Exercise:
Make an exact copy of the records, dropping all pictures.

Raw data:

#####

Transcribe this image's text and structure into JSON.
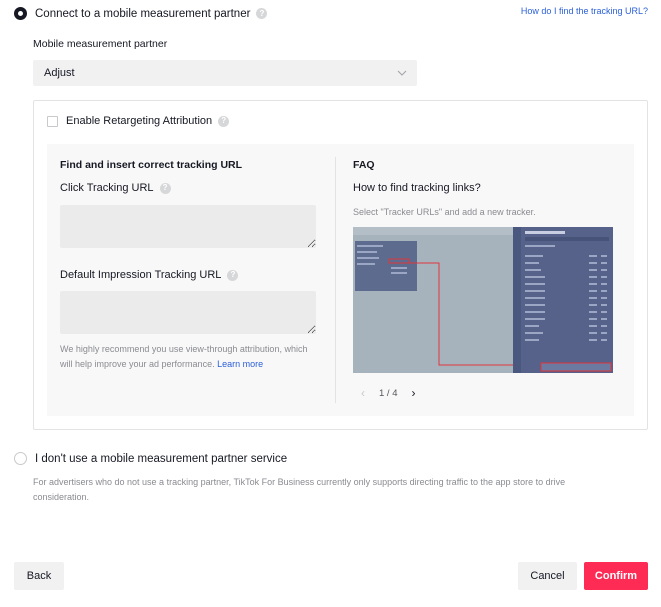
{
  "partner_option": {
    "label": "Connect to a mobile measurement partner",
    "help_link": "How do I find the tracking URL?"
  },
  "partner_select": {
    "label": "Mobile measurement partner",
    "value": "Adjust"
  },
  "retargeting": {
    "label": "Enable Retargeting Attribution"
  },
  "tracking": {
    "section_title": "Find and insert correct tracking URL",
    "click_label": "Click Tracking URL",
    "impression_label": "Default Impression Tracking URL",
    "hint_text": "We highly recommend you use view-through attribution, which will help improve your ad performance.",
    "learn_more": "Learn more"
  },
  "faq": {
    "title": "FAQ",
    "question": "How to find tracking links?",
    "description": "Select \"Tracker URLs\" and add a new tracker.",
    "pager": "1 / 4"
  },
  "no_partner_option": {
    "label": "I don't use a mobile measurement partner service",
    "description": "For advertisers who do not use a tracking partner, TikTok For Business currently only supports directing traffic to the app store to drive consideration."
  },
  "footer": {
    "back": "Back",
    "cancel": "Cancel",
    "confirm": "Confirm"
  },
  "colors": {
    "accent": "#fe2c55",
    "link": "#2b5fd9"
  }
}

#####

Output:
Transcribe this image's text and structure into JSON.
{
  "partner_option": {
    "label": "Connect to a mobile measurement partner",
    "help_link": "How do I find the tracking URL?"
  },
  "partner_select": {
    "label": "Mobile measurement partner",
    "value": "Adjust"
  },
  "retargeting": {
    "label": "Enable Retargeting Attribution"
  },
  "tracking": {
    "section_title": "Find and insert correct tracking URL",
    "click_label": "Click Tracking URL",
    "impression_label": "Default Impression Tracking URL",
    "hint_text": "We highly recommend you use view-through attribution, which will help improve your ad performance.",
    "learn_more": "Learn more"
  },
  "faq": {
    "title": "FAQ",
    "question": "How to find tracking links?",
    "description": "Select \"Tracker URLs\" and add a new tracker.",
    "pager": "1 / 4"
  },
  "no_partner_option": {
    "label": "I don't use a mobile measurement partner service",
    "description": "For advertisers who do not use a tracking partner, TikTok For Business currently only supports directing traffic to the app store to drive consideration."
  },
  "footer": {
    "back": "Back",
    "cancel": "Cancel",
    "confirm": "Confirm"
  },
  "colors": {
    "accent": "#fe2c55",
    "link": "#2b5fd9"
  }
}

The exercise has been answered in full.